(THE RECORDS)
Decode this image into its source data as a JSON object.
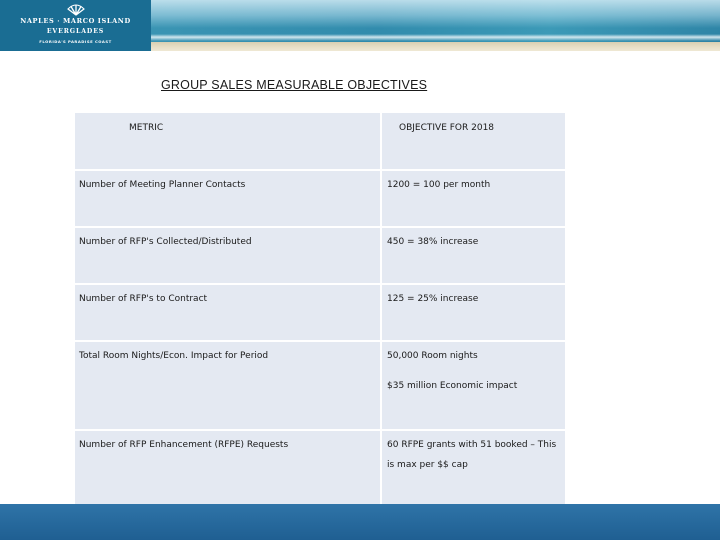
{
  "header": {
    "logo_line1": "NAPLES · MARCO ISLAND",
    "logo_line2": "EVERGLADES",
    "logo_line3": "FLORIDA'S PARADISE COAST",
    "logo_icon": "shell-icon"
  },
  "title": "GROUP SALES MEASURABLE OBJECTIVES",
  "table": {
    "headers": [
      "METRIC",
      "OBJECTIVE FOR 2018"
    ],
    "rows": [
      {
        "metric": "Number of Meeting Planner Contacts",
        "objective": "1200 = 100 per month",
        "objective_line2": ""
      },
      {
        "metric": "Number of RFP's Collected/Distributed",
        "objective": "450 = 38% increase",
        "objective_line2": ""
      },
      {
        "metric": "Number of RFP's to Contract",
        "objective": "125 = 25% increase",
        "objective_line2": ""
      },
      {
        "metric": "Total Room Nights/Econ. Impact for Period",
        "objective": "50,000 Room nights",
        "objective_line2": "$35 million Economic impact"
      },
      {
        "metric": "Number of RFP Enhancement (RFPE) Requests",
        "objective": "60 RFPE grants with 51 booked – This",
        "objective_line2": "is max per $$ cap"
      }
    ]
  },
  "colors": {
    "table_cell": "#e4e9f2",
    "banner_blue": "#1a6d93",
    "footer_blue": "#2f74a8"
  }
}
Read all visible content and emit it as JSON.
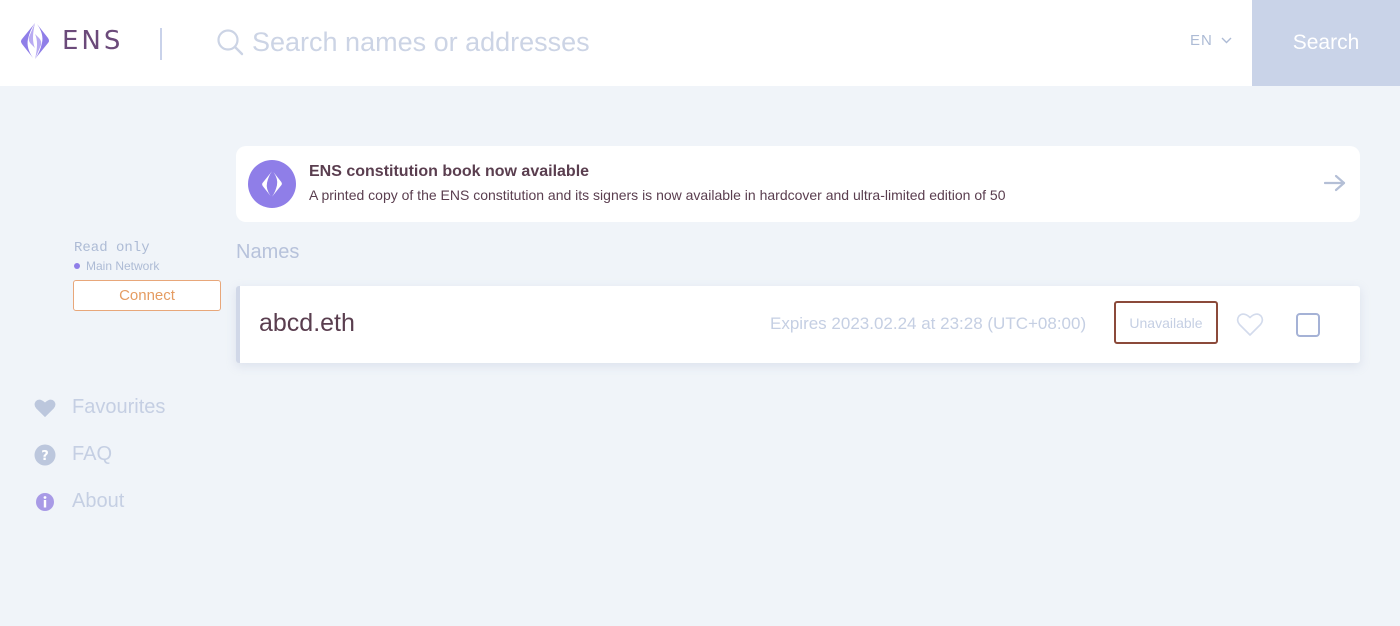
{
  "header": {
    "logo_text": "ENS",
    "search_placeholder": "Search names or addresses",
    "language": "EN",
    "search_button": "Search"
  },
  "sidebar": {
    "mode": "Read only",
    "network": "Main Network",
    "connect_button": "Connect",
    "nav": [
      {
        "label": "Favourites",
        "icon": "heart-icon"
      },
      {
        "label": "FAQ",
        "icon": "question-icon"
      },
      {
        "label": "About",
        "icon": "info-icon"
      }
    ]
  },
  "banner": {
    "title": "ENS constitution book now available",
    "text": "A printed copy of the ENS constitution and its signers is now available in hardcover and ultra-limited edition of 50",
    "icon": "ens-logo-icon",
    "arrow_icon": "arrow-right-icon"
  },
  "names": {
    "section_title": "Names",
    "items": [
      {
        "name": "abcd.eth",
        "expiry": "Expires 2023.02.24 at 23:28 (UTC+08:00)",
        "status": "Unavailable"
      }
    ]
  },
  "colors": {
    "accent": "#8f7ee8",
    "background": "#f0f4f9",
    "search_button": "#c9d3e8",
    "connect_border": "#e8a77a",
    "text_dark": "#5a3e4f"
  }
}
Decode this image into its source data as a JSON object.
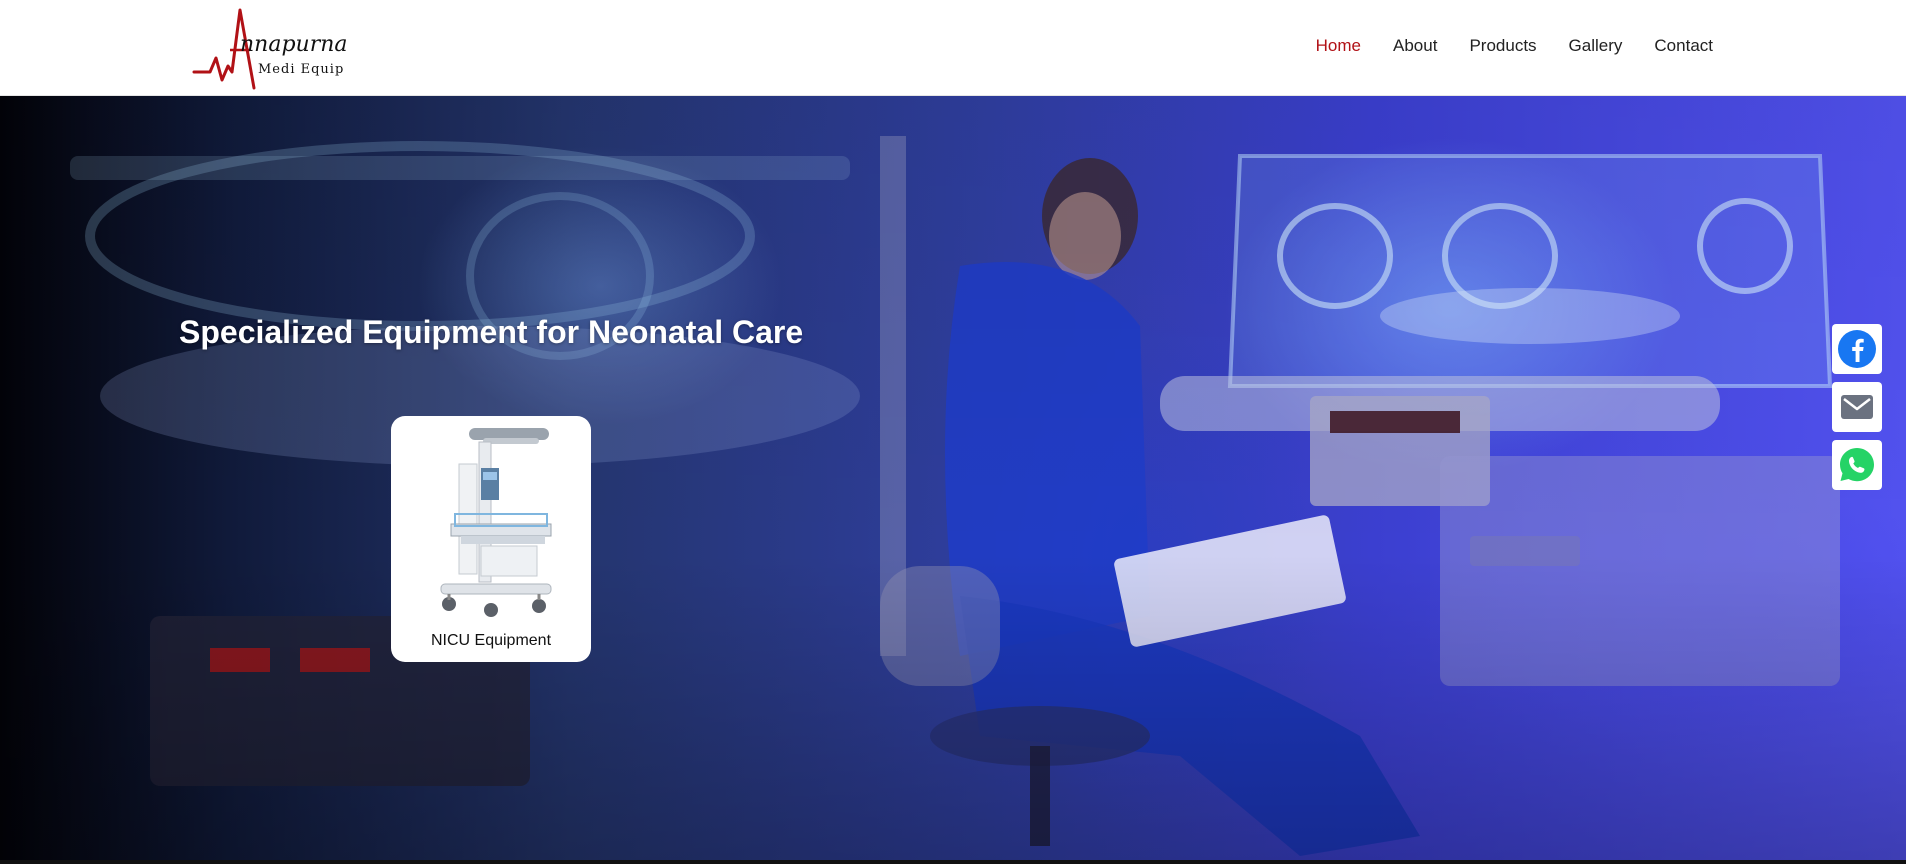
{
  "brand": {
    "name": "nnapurna",
    "tagline": "Medi Equip",
    "accent_color": "#b11116"
  },
  "nav": {
    "items": [
      {
        "label": "Home",
        "active": true
      },
      {
        "label": "About",
        "active": false
      },
      {
        "label": "Products",
        "active": false
      },
      {
        "label": "Gallery",
        "active": false
      },
      {
        "label": "Contact",
        "active": false
      }
    ]
  },
  "hero": {
    "title": "Specialized Equipment for Neonatal Care"
  },
  "products": [
    {
      "label": "NICU Equipment",
      "icon": "radiant-warmer-image"
    }
  ],
  "social": [
    {
      "icon": "facebook-icon",
      "color": "#1877f2"
    },
    {
      "icon": "email-icon",
      "color": "#6b7280"
    },
    {
      "icon": "whatsapp-icon",
      "color": "#25d366"
    }
  ]
}
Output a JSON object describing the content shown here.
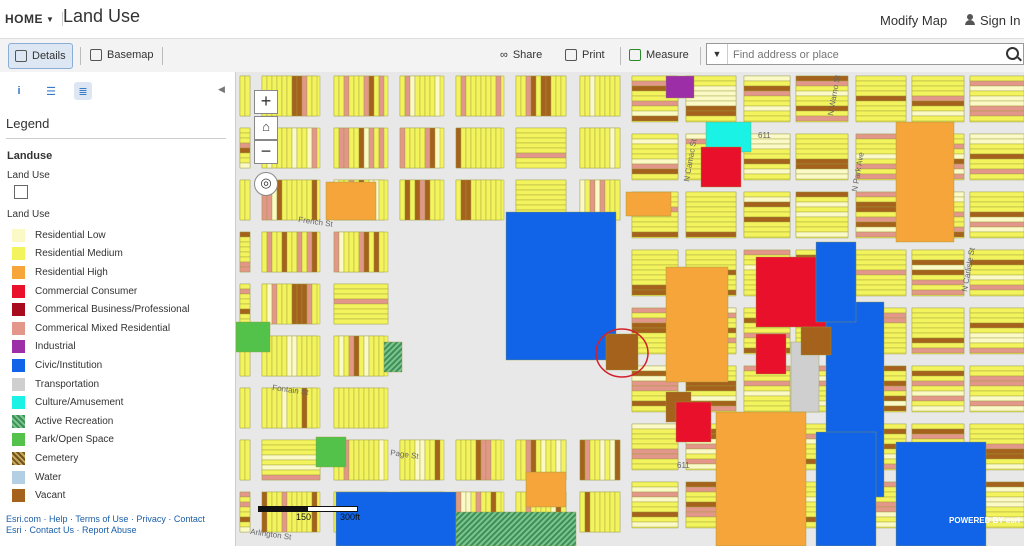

(YOUR GOAL) How many lines of the data contain the word "Read"? Answer with the number alone.

(EXERCISE RESULT) 2